Find every line in the records below that holds the word "color", and copy it out.

● ● ●

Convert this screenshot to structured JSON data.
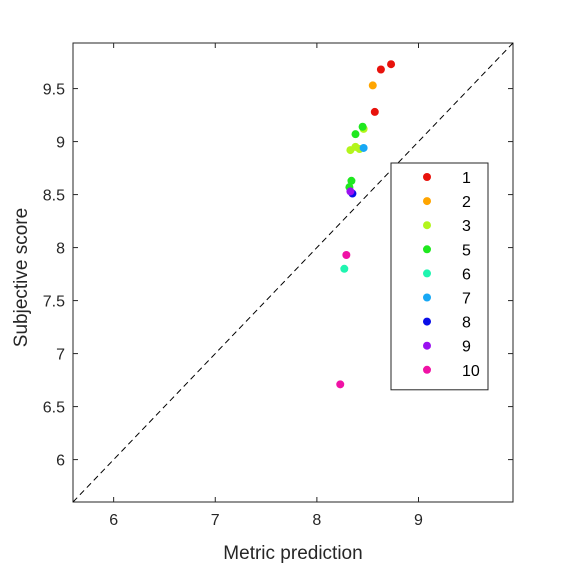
{
  "chart_data": {
    "type": "scatter",
    "title": "",
    "xlabel": "Metric prediction",
    "ylabel": "Subjective score",
    "xlim": [
      5.6,
      9.93
    ],
    "ylim": [
      5.6,
      9.93
    ],
    "xticks": [
      6,
      7,
      8,
      9
    ],
    "yticks": [
      6,
      6.5,
      7,
      7.5,
      8,
      8.5,
      9,
      9.5
    ],
    "grid": false,
    "reference_line": {
      "style": "dashed",
      "from": [
        5.6,
        5.6
      ],
      "to": [
        9.93,
        9.93
      ]
    },
    "legend": {
      "placement": "right"
    },
    "series": [
      {
        "name": "1",
        "color": "#e8120c",
        "points": [
          [
            8.73,
            9.73
          ],
          [
            8.63,
            9.68
          ],
          [
            8.57,
            9.28
          ]
        ]
      },
      {
        "name": "2",
        "color": "#ffa500",
        "points": [
          [
            8.55,
            9.53
          ]
        ]
      },
      {
        "name": "3",
        "color": "#b3f51c",
        "points": [
          [
            8.33,
            8.92
          ],
          [
            8.38,
            8.95
          ],
          [
            8.42,
            8.93
          ],
          [
            8.46,
            9.12
          ]
        ]
      },
      {
        "name": "5",
        "color": "#1fe81f",
        "points": [
          [
            8.38,
            9.07
          ],
          [
            8.45,
            9.14
          ],
          [
            8.34,
            8.63
          ],
          [
            8.32,
            8.57
          ]
        ]
      },
      {
        "name": "6",
        "color": "#1ff5b0",
        "points": [
          [
            8.27,
            7.8
          ]
        ]
      },
      {
        "name": "7",
        "color": "#17a8f5",
        "points": [
          [
            8.46,
            8.94
          ]
        ]
      },
      {
        "name": "8",
        "color": "#0a0ee8",
        "points": [
          [
            8.35,
            8.51
          ]
        ]
      },
      {
        "name": "9",
        "color": "#9a10f0",
        "points": [
          [
            8.33,
            8.53
          ]
        ]
      },
      {
        "name": "10",
        "color": "#f012a5",
        "points": [
          [
            8.29,
            7.93
          ],
          [
            8.23,
            6.71
          ]
        ]
      }
    ]
  }
}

● ● ●

**CORRECT OUTPUT**
        "color": "#e8120c",
        "color": "#ffa500",
        "color": "#b3f51c",
        "color": "#1fe81f",
        "color": "#1ff5b0",
        "color": "#17a8f5",
        "color": "#0a0ee8",
        "color": "#9a10f0",
        "color": "#f012a5",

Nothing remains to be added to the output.